MATERIAL SHOWN —
____

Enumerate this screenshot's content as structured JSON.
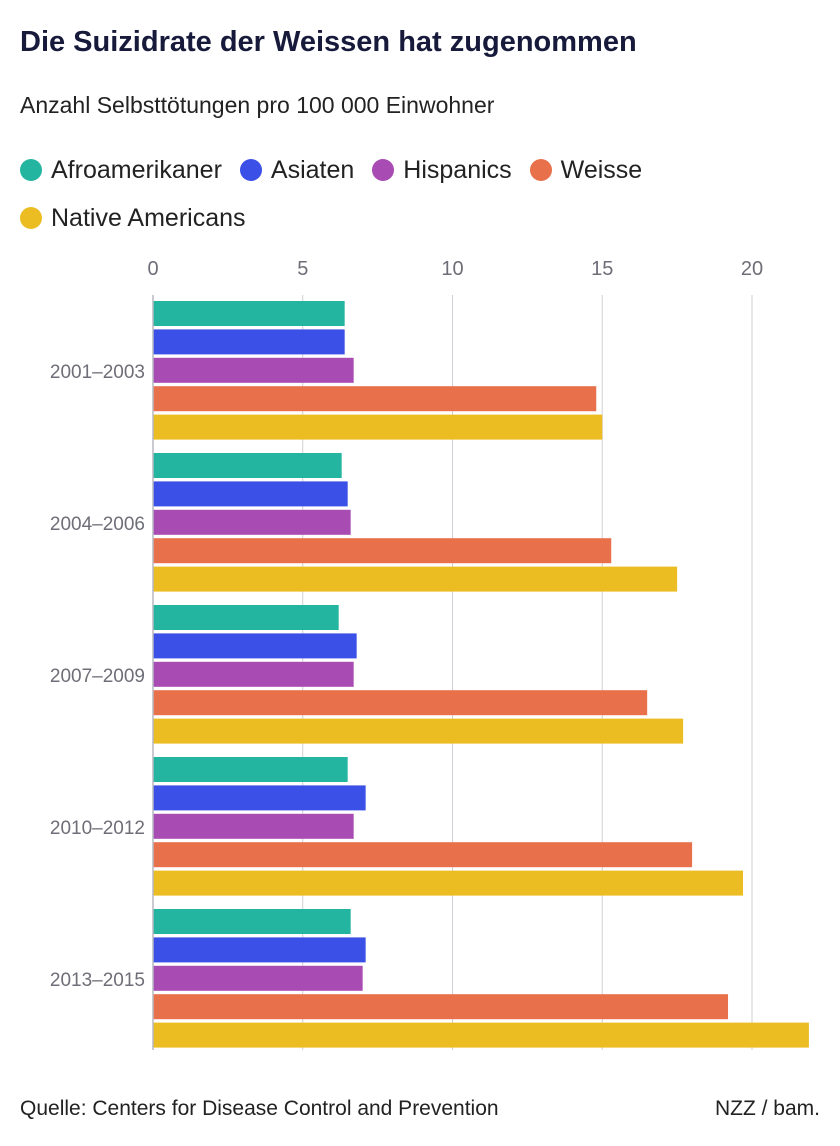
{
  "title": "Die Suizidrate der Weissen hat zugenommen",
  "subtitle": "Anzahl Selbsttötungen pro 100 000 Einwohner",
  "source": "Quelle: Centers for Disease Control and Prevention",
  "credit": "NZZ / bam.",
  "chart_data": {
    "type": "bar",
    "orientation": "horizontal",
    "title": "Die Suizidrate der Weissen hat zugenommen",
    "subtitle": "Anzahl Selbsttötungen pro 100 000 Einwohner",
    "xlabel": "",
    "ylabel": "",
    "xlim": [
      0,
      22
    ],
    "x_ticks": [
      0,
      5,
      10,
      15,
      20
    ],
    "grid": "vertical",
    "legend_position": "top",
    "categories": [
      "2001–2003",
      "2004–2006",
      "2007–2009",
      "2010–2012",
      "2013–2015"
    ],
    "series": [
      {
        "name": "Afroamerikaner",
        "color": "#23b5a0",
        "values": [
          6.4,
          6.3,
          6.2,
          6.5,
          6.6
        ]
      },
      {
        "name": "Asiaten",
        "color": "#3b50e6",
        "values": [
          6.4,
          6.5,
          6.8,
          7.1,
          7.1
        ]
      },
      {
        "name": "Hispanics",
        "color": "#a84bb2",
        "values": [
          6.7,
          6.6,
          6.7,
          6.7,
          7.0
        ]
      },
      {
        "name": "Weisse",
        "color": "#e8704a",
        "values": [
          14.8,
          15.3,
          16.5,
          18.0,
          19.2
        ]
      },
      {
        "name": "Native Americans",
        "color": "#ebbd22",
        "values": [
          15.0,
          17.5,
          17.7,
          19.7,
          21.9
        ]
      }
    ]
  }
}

____

REQUIRED ACTION — Copy out the lines above in full and unaltered, apart from the pictures.

ANSWER BELOW —
Enumerate this screenshot's content as structured JSON.
{
  "title": "Die Suizidrate der Weissen hat zugenommen",
  "subtitle": "Anzahl Selbsttötungen pro 100 000 Einwohner",
  "source": "Quelle: Centers for Disease Control and Prevention",
  "credit": "NZZ / bam.",
  "chart_data": {
    "type": "bar",
    "orientation": "horizontal",
    "title": "Die Suizidrate der Weissen hat zugenommen",
    "subtitle": "Anzahl Selbsttötungen pro 100 000 Einwohner",
    "xlabel": "",
    "ylabel": "",
    "xlim": [
      0,
      22
    ],
    "x_ticks": [
      0,
      5,
      10,
      15,
      20
    ],
    "grid": "vertical",
    "legend_position": "top",
    "categories": [
      "2001–2003",
      "2004–2006",
      "2007–2009",
      "2010–2012",
      "2013–2015"
    ],
    "series": [
      {
        "name": "Afroamerikaner",
        "color": "#23b5a0",
        "values": [
          6.4,
          6.3,
          6.2,
          6.5,
          6.6
        ]
      },
      {
        "name": "Asiaten",
        "color": "#3b50e6",
        "values": [
          6.4,
          6.5,
          6.8,
          7.1,
          7.1
        ]
      },
      {
        "name": "Hispanics",
        "color": "#a84bb2",
        "values": [
          6.7,
          6.6,
          6.7,
          6.7,
          7.0
        ]
      },
      {
        "name": "Weisse",
        "color": "#e8704a",
        "values": [
          14.8,
          15.3,
          16.5,
          18.0,
          19.2
        ]
      },
      {
        "name": "Native Americans",
        "color": "#ebbd22",
        "values": [
          15.0,
          17.5,
          17.7,
          19.7,
          21.9
        ]
      }
    ]
  }
}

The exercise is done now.